Saved data entries:
■ ■ ■ ■ ■
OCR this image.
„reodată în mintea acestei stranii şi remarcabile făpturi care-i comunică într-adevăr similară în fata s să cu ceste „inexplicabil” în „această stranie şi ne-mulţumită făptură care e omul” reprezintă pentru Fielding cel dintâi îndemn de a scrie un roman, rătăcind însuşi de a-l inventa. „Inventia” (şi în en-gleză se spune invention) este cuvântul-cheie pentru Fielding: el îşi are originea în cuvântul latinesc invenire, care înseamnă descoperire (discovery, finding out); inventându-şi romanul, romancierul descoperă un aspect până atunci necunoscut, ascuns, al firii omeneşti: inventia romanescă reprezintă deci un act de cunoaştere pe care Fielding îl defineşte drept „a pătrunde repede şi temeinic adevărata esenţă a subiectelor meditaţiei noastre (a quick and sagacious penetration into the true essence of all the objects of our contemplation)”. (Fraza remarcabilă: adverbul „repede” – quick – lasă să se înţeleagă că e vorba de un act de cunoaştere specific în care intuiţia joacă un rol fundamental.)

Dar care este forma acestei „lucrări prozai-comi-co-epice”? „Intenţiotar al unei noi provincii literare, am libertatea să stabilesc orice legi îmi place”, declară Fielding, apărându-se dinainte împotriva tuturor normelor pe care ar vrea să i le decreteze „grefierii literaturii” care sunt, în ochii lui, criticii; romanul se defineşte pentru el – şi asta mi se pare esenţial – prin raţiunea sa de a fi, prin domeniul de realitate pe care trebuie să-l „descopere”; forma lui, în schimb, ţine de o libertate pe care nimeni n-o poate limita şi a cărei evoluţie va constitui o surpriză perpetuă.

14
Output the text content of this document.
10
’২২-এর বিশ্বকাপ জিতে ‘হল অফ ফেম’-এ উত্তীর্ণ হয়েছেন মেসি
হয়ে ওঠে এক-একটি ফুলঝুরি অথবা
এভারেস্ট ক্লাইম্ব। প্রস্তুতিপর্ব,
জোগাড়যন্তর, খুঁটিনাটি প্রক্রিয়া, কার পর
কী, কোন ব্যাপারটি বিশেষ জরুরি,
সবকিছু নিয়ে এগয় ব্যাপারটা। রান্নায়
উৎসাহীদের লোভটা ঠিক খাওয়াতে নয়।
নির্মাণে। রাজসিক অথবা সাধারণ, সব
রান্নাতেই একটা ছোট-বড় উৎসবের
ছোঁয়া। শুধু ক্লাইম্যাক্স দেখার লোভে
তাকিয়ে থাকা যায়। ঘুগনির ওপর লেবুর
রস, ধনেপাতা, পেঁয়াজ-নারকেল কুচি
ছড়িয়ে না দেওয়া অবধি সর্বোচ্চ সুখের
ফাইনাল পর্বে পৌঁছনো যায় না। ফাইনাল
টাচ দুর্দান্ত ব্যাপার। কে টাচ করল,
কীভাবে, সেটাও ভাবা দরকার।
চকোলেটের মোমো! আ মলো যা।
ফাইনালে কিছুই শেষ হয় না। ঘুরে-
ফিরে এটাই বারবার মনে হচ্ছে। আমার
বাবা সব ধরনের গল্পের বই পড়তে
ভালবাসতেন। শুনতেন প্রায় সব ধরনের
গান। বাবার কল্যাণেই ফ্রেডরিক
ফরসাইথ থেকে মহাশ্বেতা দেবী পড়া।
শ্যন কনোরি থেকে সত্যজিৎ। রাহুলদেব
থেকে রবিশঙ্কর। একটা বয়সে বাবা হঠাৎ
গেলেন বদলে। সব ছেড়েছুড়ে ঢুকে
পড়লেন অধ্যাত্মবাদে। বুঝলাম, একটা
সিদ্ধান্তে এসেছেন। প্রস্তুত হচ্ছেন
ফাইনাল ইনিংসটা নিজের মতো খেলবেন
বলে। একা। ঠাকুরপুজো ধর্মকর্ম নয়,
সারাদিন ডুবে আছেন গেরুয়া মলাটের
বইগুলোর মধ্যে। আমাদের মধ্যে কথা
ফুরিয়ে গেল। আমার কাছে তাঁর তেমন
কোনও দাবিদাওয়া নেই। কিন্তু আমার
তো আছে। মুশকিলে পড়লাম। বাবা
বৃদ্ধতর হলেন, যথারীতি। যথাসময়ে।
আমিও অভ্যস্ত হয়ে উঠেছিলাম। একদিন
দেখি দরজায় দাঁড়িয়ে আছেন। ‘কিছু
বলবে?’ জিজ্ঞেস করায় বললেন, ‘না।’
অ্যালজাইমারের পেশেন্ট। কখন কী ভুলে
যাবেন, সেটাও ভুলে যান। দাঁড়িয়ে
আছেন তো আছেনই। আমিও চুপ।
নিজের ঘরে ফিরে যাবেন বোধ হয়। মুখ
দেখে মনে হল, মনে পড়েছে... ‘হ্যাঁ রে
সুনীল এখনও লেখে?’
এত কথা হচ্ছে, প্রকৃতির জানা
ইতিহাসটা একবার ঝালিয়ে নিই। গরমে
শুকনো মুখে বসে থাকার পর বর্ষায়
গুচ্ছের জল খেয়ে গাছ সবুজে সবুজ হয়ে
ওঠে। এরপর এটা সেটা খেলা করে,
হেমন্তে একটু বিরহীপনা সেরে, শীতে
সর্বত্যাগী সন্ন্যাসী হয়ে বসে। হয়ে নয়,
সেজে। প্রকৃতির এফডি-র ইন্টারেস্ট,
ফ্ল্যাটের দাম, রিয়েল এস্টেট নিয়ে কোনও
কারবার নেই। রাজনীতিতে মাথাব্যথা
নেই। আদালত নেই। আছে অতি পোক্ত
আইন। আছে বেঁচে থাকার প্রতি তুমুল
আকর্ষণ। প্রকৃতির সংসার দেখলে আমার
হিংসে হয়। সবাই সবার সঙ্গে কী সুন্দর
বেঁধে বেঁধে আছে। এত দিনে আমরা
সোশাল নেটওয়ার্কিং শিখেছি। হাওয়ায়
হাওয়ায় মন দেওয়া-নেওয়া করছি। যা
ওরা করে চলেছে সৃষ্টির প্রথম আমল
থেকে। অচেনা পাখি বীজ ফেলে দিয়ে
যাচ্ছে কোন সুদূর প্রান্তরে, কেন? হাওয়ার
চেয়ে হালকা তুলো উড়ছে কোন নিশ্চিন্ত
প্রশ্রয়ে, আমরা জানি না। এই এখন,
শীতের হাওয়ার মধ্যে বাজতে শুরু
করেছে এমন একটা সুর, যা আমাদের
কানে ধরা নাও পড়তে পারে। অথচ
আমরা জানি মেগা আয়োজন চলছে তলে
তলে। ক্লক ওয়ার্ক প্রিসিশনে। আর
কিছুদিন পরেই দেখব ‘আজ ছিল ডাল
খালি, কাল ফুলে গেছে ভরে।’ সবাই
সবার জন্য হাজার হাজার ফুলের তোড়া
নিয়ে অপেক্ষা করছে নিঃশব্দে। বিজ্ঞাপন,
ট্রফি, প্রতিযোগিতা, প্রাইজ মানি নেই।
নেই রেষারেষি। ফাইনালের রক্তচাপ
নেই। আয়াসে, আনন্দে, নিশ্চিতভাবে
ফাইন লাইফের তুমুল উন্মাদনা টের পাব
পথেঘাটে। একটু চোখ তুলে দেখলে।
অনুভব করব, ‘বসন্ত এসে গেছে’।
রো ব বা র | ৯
■ ■ ■ ■ ■
(Aim) Write out all of the records above exactly as they appear.

(Output below)
OCR this image.
„reodată în mintea acestei stranii şi remarcabile făpturi care-i comunică într-adevăr similară în fata s să cu ceste „inexplicabil” în „această stranie şi ne-mulţumită făptură care e omul” reprezintă pentru Fielding cel dintâi îndemn de a scrie un roman, rătăcind însuşi de a-l inventa. „Inventia” (şi în en-gleză se spune invention) este cuvântul-cheie pentru Fielding: el îşi are originea în cuvântul latinesc invenire, care înseamnă descoperire (discovery, finding out); inventându-şi romanul, romancierul descoperă un aspect până atunci necunoscut, ascuns, al firii omeneşti: inventia romanescă reprezintă deci un act de cunoaştere pe care Fielding îl defineşte drept „a pătrunde repede şi temeinic adevărata esenţă a subiectelor meditaţiei noastre (a quick and sagacious penetration into the true essence of all the objects of our contemplation)”. (Fraza remarcabilă: adverbul „repede” – quick – lasă să se înţeleagă că e vorba de un act de cunoaştere specific în care intuiţia joacă un rol fundamental.)

Dar care este forma acestei „lucrări prozai-comi-co-epice”? „Intenţiotar al unei noi provincii literare, am libertatea să stabilesc orice legi îmi place”, declară Fielding, apărându-se dinainte împotriva tuturor normelor pe care ar vrea să i le decreteze „grefierii literaturii” care sunt, în ochii lui, criticii; romanul se defineşte pentru el – şi asta mi se pare esenţial – prin raţiunea sa de a fi, prin domeniul de realitate pe care trebuie să-l „descopere”; forma lui, în schimb, ţine de o libertate pe care nimeni n-o poate limita şi a cărei evoluţie va constitui o surpriză perpetuă.

14
Output the text content of this document.
10
’২২-এর বিশ্বকাপ জিতে ‘হল অফ ফেম’-এ উত্তীর্ণ হয়েছেন মেসি
হয়ে ওঠে এক-একটি ফুলঝুরি অথবা
এভারেস্ট ক্লাইম্ব। প্রস্তুতিপর্ব,
জোগাড়যন্তর, খুঁটিনাটি প্রক্রিয়া, কার পর
কী, কোন ব্যাপারটি বিশেষ জরুরি,
সবকিছু নিয়ে এগয় ব্যাপারটা। রান্নায়
উৎসাহীদের লোভটা ঠিক খাওয়াতে নয়।
নির্মাণে। রাজসিক অথবা সাধারণ, সব
রান্নাতেই একটা ছোট-বড় উৎসবের
ছোঁয়া। শুধু ক্লাইম্যাক্স দেখার লোভে
তাকিয়ে থাকা যায়। ঘুগনির ওপর লেবুর
রস, ধনেপাতা, পেঁয়াজ-নারকেল কুচি
ছড়িয়ে না দেওয়া অবধি সর্বোচ্চ সুখের
ফাইনাল পর্বে পৌঁছনো যায় না। ফাইনাল
টাচ দুর্দান্ত ব্যাপার। কে টাচ করল,
কীভাবে, সেটাও ভাবা দরকার।
চকোলেটের মোমো! আ মলো যা।
ফাইনালে কিছুই শেষ হয় না। ঘুরে-
ফিরে এটাই বারবার মনে হচ্ছে। আমার
বাবা সব ধরনের গল্পের বই পড়তে
ভালবাসতেন। শুনতেন প্রায় সব ধরনের
গান। বাবার কল্যাণেই ফ্রেডরিক
ফরসাইথ থেকে মহাশ্বেতা দেবী পড়া।
শ্যন কনোরি থেকে সত্যজিৎ। রাহুলদেব
থেকে রবিশঙ্কর। একটা বয়সে বাবা হঠাৎ
গেলেন বদলে। সব ছেড়েছুড়ে ঢুকে
পড়লেন অধ্যাত্মবাদে। বুঝলাম, একটা
সিদ্ধান্তে এসেছেন। প্রস্তুত হচ্ছেন
ফাইনাল ইনিংসটা নিজের মতো খেলবেন
বলে। একা। ঠাকুরপুজো ধর্মকর্ম নয়,
সারাদিন ডুবে আছেন গেরুয়া মলাটের
বইগুলোর মধ্যে। আমাদের মধ্যে কথা
ফুরিয়ে গেল। আমার কাছে তাঁর তেমন
কোনও দাবিদাওয়া নেই। কিন্তু আমার
তো আছে। মুশকিলে পড়লাম। বাবা
বৃদ্ধতর হলেন, যথারীতি। যথাসময়ে।
আমিও অভ্যস্ত হয়ে উঠেছিলাম। একদিন
দেখি দরজায় দাঁড়িয়ে আছেন। ‘কিছু
বলবে?’ জিজ্ঞেস করায় বললেন, ‘না।’
অ্যালজাইমারের পেশেন্ট। কখন কী ভুলে
যাবেন, সেটাও ভুলে যান। দাঁড়িয়ে
আছেন তো আছেনই। আমিও চুপ।
নিজের ঘরে ফিরে যাবেন বোধ হয়। মুখ
দেখে মনে হল, মনে পড়েছে... ‘হ্যাঁ রে
সুনীল এখনও লেখে?’
এত কথা হচ্ছে, প্রকৃতির জানা
ইতিহাসটা একবার ঝালিয়ে নিই। গরমে
শুকনো মুখে বসে থাকার পর বর্ষায়
গুচ্ছের জল খেয়ে গাছ সবুজে সবুজ হয়ে
ওঠে। এরপর এটা সেটা খেলা করে,
হেমন্তে একটু বিরহীপনা সেরে, শীতে
সর্বত্যাগী সন্ন্যাসী হয়ে বসে। হয়ে নয়,
সেজে। প্রকৃতির এফডি-র ইন্টারেস্ট,
ফ্ল্যাটের দাম, রিয়েল এস্টেট নিয়ে কোনও
কারবার নেই। রাজনীতিতে মাথাব্যথা
নেই। আদালত নেই। আছে অতি পোক্ত
আইন। আছে বেঁচে থাকার প্রতি তুমুল
আকর্ষণ। প্রকৃতির সংসার দেখলে আমার
হিংসে হয়। সবাই সবার সঙ্গে কী সুন্দর
বেঁধে বেঁধে আছে। এত দিনে আমরা
সোশাল নেটওয়ার্কিং শিখেছি। হাওয়ায়
হাওয়ায় মন দেওয়া-নেওয়া করছি। যা
ওরা করে চলেছে সৃষ্টির প্রথম আমল
থেকে। অচেনা পাখি বীজ ফেলে দিয়ে
যাচ্ছে কোন সুদূর প্রান্তরে, কেন? হাওয়ার
চেয়ে হালকা তুলো উড়ছে কোন নিশ্চিন্ত
প্রশ্রয়ে, আমরা জানি না। এই এখন,
শীতের হাওয়ার মধ্যে বাজতে শুরু
করেছে এমন একটা সুর, যা আমাদের
কানে ধরা নাও পড়তে পারে। অথচ
আমরা জানি মেগা আয়োজন চলছে তলে
তলে। ক্লক ওয়ার্ক প্রিসিশনে। আর
কিছুদিন পরেই দেখব ‘আজ ছিল ডাল
খালি, কাল ফুলে গেছে ভরে।’ সবাই
সবার জন্য হাজার হাজার ফুলের তোড়া
নিয়ে অপেক্ষা করছে নিঃশব্দে। বিজ্ঞাপন,
ট্রফি, প্রতিযোগিতা, প্রাইজ মানি নেই।
নেই রেষারেষি। ফাইনালের রক্তচাপ
নেই। আয়াসে, আনন্দে, নিশ্চিতভাবে
ফাইন লাইফের তুমুল উন্মাদনা টের পাব
পথেঘাটে। একটু চোখ তুলে দেখলে।
অনুভব করব, ‘বসন্ত এসে গেছে’।
রো ব বা র | ৯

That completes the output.